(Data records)

::::

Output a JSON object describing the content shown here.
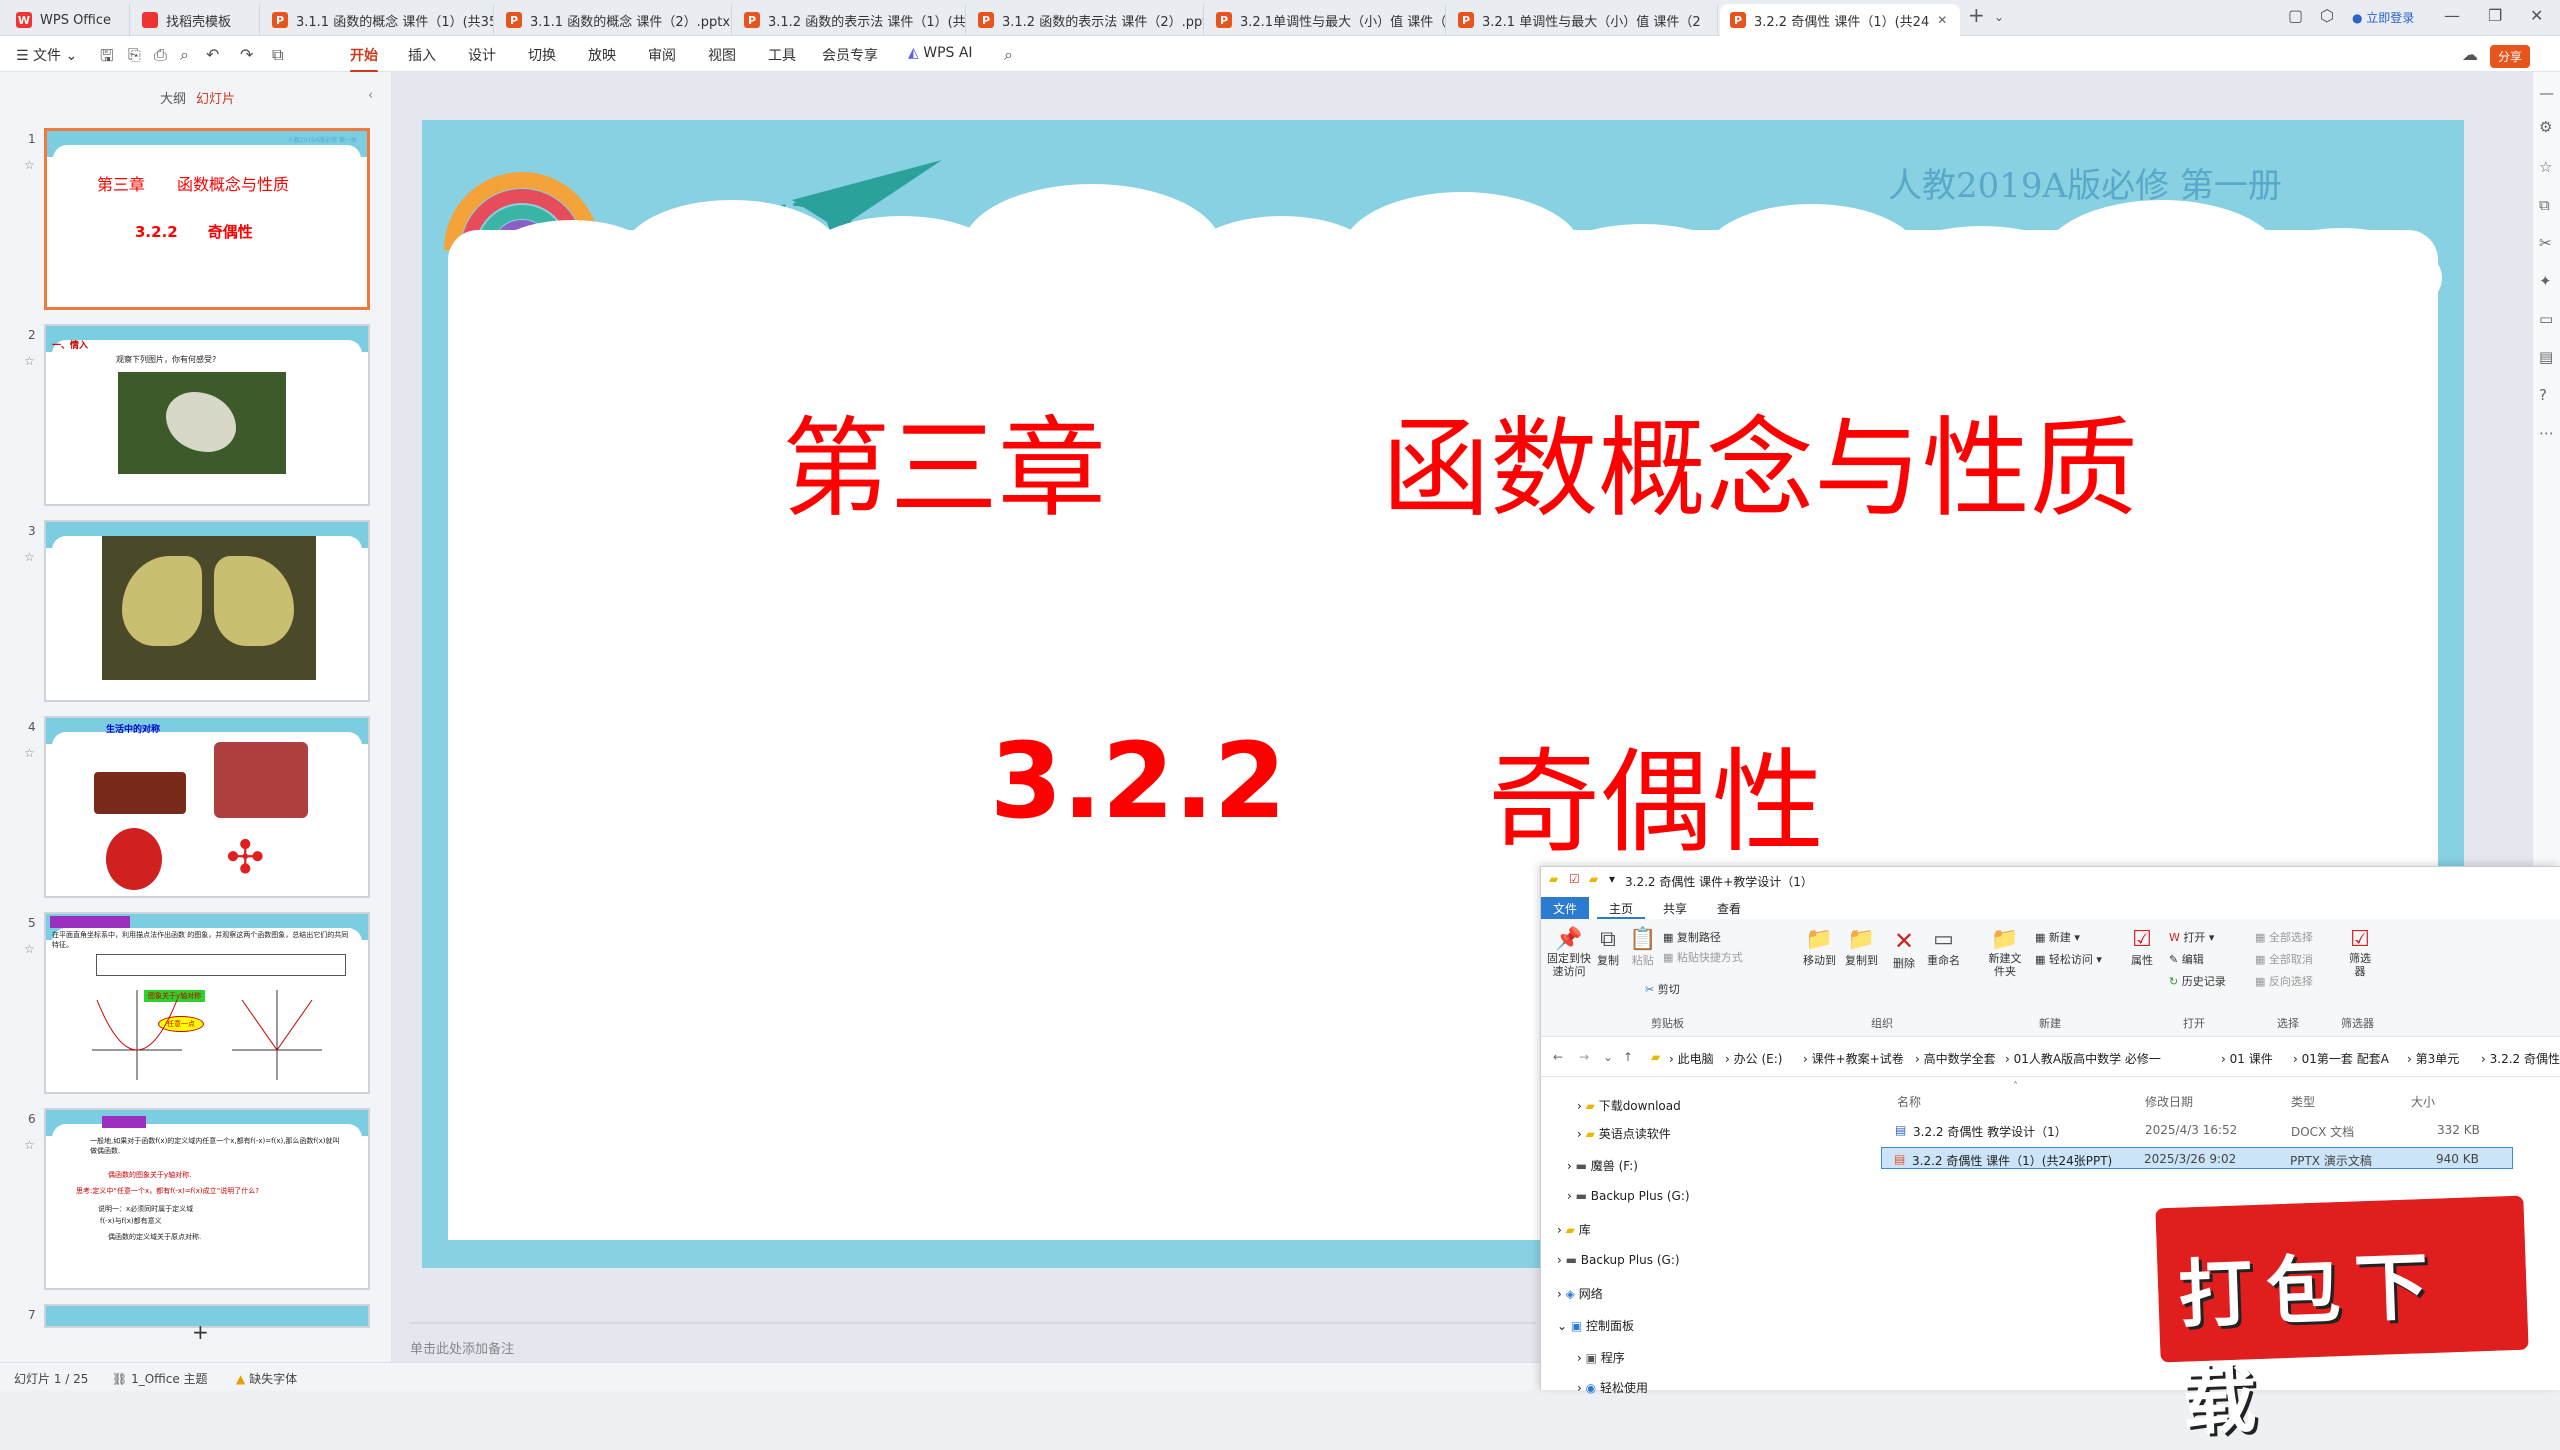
{
  "tabs": [
    {
      "label": "WPS Office",
      "type": "wps"
    },
    {
      "label": "找稻壳模板",
      "type": "template"
    },
    {
      "label": "3.1.1 函数的概念 课件（1）(共35张",
      "type": "ppt"
    },
    {
      "label": "3.1.1 函数的概念 课件（2）.pptx",
      "type": "ppt"
    },
    {
      "label": "3.1.2 函数的表示法 课件（1）(共28",
      "type": "ppt"
    },
    {
      "label": "3.1.2 函数的表示法 课件（2）.pptx",
      "type": "ppt"
    },
    {
      "label": "3.2.1单调性与最大（小）值 课件（1",
      "type": "ppt"
    },
    {
      "label": "3.2.1 单调性与最大（小）值 课件（2",
      "type": "ppt"
    },
    {
      "label": "3.2.2 奇偶性 课件（1）(共24",
      "type": "ppt",
      "active": true
    }
  ],
  "login": "立即登录",
  "menubar": {
    "file": "文件",
    "items": [
      "开始",
      "插入",
      "设计",
      "切换",
      "放映",
      "审阅",
      "视图",
      "工具",
      "会员专享"
    ],
    "active": "开始",
    "wpsai": "WPS AI",
    "share": "分享"
  },
  "panel": {
    "outline": "大纲",
    "slides": "幻灯片",
    "add": "+"
  },
  "thumbs": [
    {
      "num": "1",
      "title": "第三章　　函数概念与性质",
      "sub": "3.2.2　　奇偶性",
      "header": "人教2019A版必修 第一册"
    },
    {
      "num": "2",
      "label": "一、情入",
      "text": "观察下列图片，你有何感受?"
    },
    {
      "num": "3"
    },
    {
      "num": "4",
      "label": "生活中的对称"
    },
    {
      "num": "5",
      "text": "在平面直角坐标系中，利用描点法作出函数 的图象，并观察这两个函数图象，总结出它们的共同特征。",
      "badge": "图象关于y轴对称",
      "bubble": "任意一点"
    },
    {
      "num": "6",
      "text": "一般地,如果对于函数f(x)的定义域内任意一个x,都有f(-x)=f(x),那么函数f(x)就叫做偶函数.",
      "l2": "偶函数的图象关于y轴对称.",
      "l3": "思考:定义中“任意一个x，都有f(-x)=f(x)成立”说明了什么?",
      "l4": "说明一：x必须同时属于定义域",
      "l5": "f(-x)与f(x)都有意义",
      "l6": "偶函数的定义域关于原点对称."
    },
    {
      "num": "7"
    }
  ],
  "slide": {
    "header": "人教2019A版必修 第一册",
    "chapter": "第三章",
    "chapter_title": "函数概念与性质",
    "section": "3.2.2",
    "section_title": "奇偶性",
    "colors": {
      "bg": "#88d1e3",
      "title": "#ff0000",
      "header": "#5aa8c8"
    }
  },
  "notes": "单击此处添加备注",
  "status": {
    "slide": "幻灯片 1 / 25",
    "theme": "1_Office 主题",
    "font": "缺失字体"
  },
  "explorer": {
    "title": "3.2.2 奇偶性 课件+教学设计（1）",
    "ribbon_tabs": [
      "文件",
      "主页",
      "共享",
      "查看"
    ],
    "buttons": {
      "pin": "固定到快速访问",
      "copy": "复制",
      "paste": "粘贴",
      "copypath": "复制路径",
      "pasteshortcut": "粘贴快捷方式",
      "cut": "剪切",
      "moveto": "移动到",
      "copyto": "复制到",
      "delete": "删除",
      "rename": "重命名",
      "newfolder": "新建文件夹",
      "newitem": "新建",
      "easyaccess": "轻松访问",
      "properties": "属性",
      "open": "打开",
      "edit": "编辑",
      "history": "历史记录",
      "selectall": "全部选择",
      "selectnone": "全部取消",
      "invert": "反向选择",
      "filter": "筛选器"
    },
    "groups": [
      "剪贴板",
      "组织",
      "新建",
      "打开",
      "选择",
      "筛选器"
    ],
    "breadcrumbs": [
      "此电脑",
      "办公 (E:)",
      "课件+教案+试卷",
      "高中数学全套",
      "01人教A版高中数学 必修一",
      "01 课件",
      "01第一套 配套A",
      "第3单元",
      "3.2.2 奇偶性"
    ],
    "tree": [
      "下载download",
      "英语点读软件",
      "魔兽 (F:)",
      "Backup Plus (G:)",
      "库",
      "Backup Plus (G:)",
      "网络",
      "控制面板",
      "程序",
      "轻松使用"
    ],
    "columns": [
      "名称",
      "修改日期",
      "类型",
      "大小"
    ],
    "files": [
      {
        "name": "3.2.2 奇偶性 教学设计（1）",
        "date": "2025/4/3 16:52",
        "type": "DOCX 文档",
        "size": "332 KB",
        "kind": "docx"
      },
      {
        "name": "3.2.2 奇偶性 课件（1）(共24张PPT)",
        "date": "2025/3/26 9:02",
        "type": "PPTX 演示文稿",
        "size": "940 KB",
        "kind": "pptx",
        "selected": true
      }
    ]
  },
  "stamp": "打包下载"
}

::::

Stated goal
Copy everything in the records above except the pictures, exactly as written.

Written answer
Output a JSON object describing the content shown here.
{
  "tabs": [
    {
      "label": "WPS Office",
      "type": "wps"
    },
    {
      "label": "找稻壳模板",
      "type": "template"
    },
    {
      "label": "3.1.1 函数的概念 课件（1）(共35张",
      "type": "ppt"
    },
    {
      "label": "3.1.1 函数的概念 课件（2）.pptx",
      "type": "ppt"
    },
    {
      "label": "3.1.2 函数的表示法 课件（1）(共28",
      "type": "ppt"
    },
    {
      "label": "3.1.2 函数的表示法 课件（2）.pptx",
      "type": "ppt"
    },
    {
      "label": "3.2.1单调性与最大（小）值 课件（1",
      "type": "ppt"
    },
    {
      "label": "3.2.1 单调性与最大（小）值 课件（2",
      "type": "ppt"
    },
    {
      "label": "3.2.2 奇偶性 课件（1）(共24",
      "type": "ppt",
      "active": true
    }
  ],
  "login": "立即登录",
  "menubar": {
    "file": "文件",
    "items": [
      "开始",
      "插入",
      "设计",
      "切换",
      "放映",
      "审阅",
      "视图",
      "工具",
      "会员专享"
    ],
    "active": "开始",
    "wpsai": "WPS AI",
    "share": "分享"
  },
  "panel": {
    "outline": "大纲",
    "slides": "幻灯片",
    "add": "+"
  },
  "thumbs": [
    {
      "num": "1",
      "title": "第三章　　函数概念与性质",
      "sub": "3.2.2　　奇偶性",
      "header": "人教2019A版必修 第一册"
    },
    {
      "num": "2",
      "label": "一、情入",
      "text": "观察下列图片，你有何感受?"
    },
    {
      "num": "3"
    },
    {
      "num": "4",
      "label": "生活中的对称"
    },
    {
      "num": "5",
      "text": "在平面直角坐标系中，利用描点法作出函数 的图象，并观察这两个函数图象，总结出它们的共同特征。",
      "badge": "图象关于y轴对称",
      "bubble": "任意一点"
    },
    {
      "num": "6",
      "text": "一般地,如果对于函数f(x)的定义域内任意一个x,都有f(-x)=f(x),那么函数f(x)就叫做偶函数.",
      "l2": "偶函数的图象关于y轴对称.",
      "l3": "思考:定义中“任意一个x，都有f(-x)=f(x)成立”说明了什么?",
      "l4": "说明一：x必须同时属于定义域",
      "l5": "f(-x)与f(x)都有意义",
      "l6": "偶函数的定义域关于原点对称."
    },
    {
      "num": "7"
    }
  ],
  "slide": {
    "header": "人教2019A版必修 第一册",
    "chapter": "第三章",
    "chapter_title": "函数概念与性质",
    "section": "3.2.2",
    "section_title": "奇偶性",
    "colors": {
      "bg": "#88d1e3",
      "title": "#ff0000",
      "header": "#5aa8c8"
    }
  },
  "notes": "单击此处添加备注",
  "status": {
    "slide": "幻灯片 1 / 25",
    "theme": "1_Office 主题",
    "font": "缺失字体"
  },
  "explorer": {
    "title": "3.2.2 奇偶性 课件+教学设计（1）",
    "ribbon_tabs": [
      "文件",
      "主页",
      "共享",
      "查看"
    ],
    "buttons": {
      "pin": "固定到快速访问",
      "copy": "复制",
      "paste": "粘贴",
      "copypath": "复制路径",
      "pasteshortcut": "粘贴快捷方式",
      "cut": "剪切",
      "moveto": "移动到",
      "copyto": "复制到",
      "delete": "删除",
      "rename": "重命名",
      "newfolder": "新建文件夹",
      "newitem": "新建",
      "easyaccess": "轻松访问",
      "properties": "属性",
      "open": "打开",
      "edit": "编辑",
      "history": "历史记录",
      "selectall": "全部选择",
      "selectnone": "全部取消",
      "invert": "反向选择",
      "filter": "筛选器"
    },
    "groups": [
      "剪贴板",
      "组织",
      "新建",
      "打开",
      "选择",
      "筛选器"
    ],
    "breadcrumbs": [
      "此电脑",
      "办公 (E:)",
      "课件+教案+试卷",
      "高中数学全套",
      "01人教A版高中数学 必修一",
      "01 课件",
      "01第一套 配套A",
      "第3单元",
      "3.2.2 奇偶性"
    ],
    "tree": [
      "下载download",
      "英语点读软件",
      "魔兽 (F:)",
      "Backup Plus (G:)",
      "库",
      "Backup Plus (G:)",
      "网络",
      "控制面板",
      "程序",
      "轻松使用"
    ],
    "columns": [
      "名称",
      "修改日期",
      "类型",
      "大小"
    ],
    "files": [
      {
        "name": "3.2.2 奇偶性 教学设计（1）",
        "date": "2025/4/3 16:52",
        "type": "DOCX 文档",
        "size": "332 KB",
        "kind": "docx"
      },
      {
        "name": "3.2.2 奇偶性 课件（1）(共24张PPT)",
        "date": "2025/3/26 9:02",
        "type": "PPTX 演示文稿",
        "size": "940 KB",
        "kind": "pptx",
        "selected": true
      }
    ]
  },
  "stamp": "打包下载"
}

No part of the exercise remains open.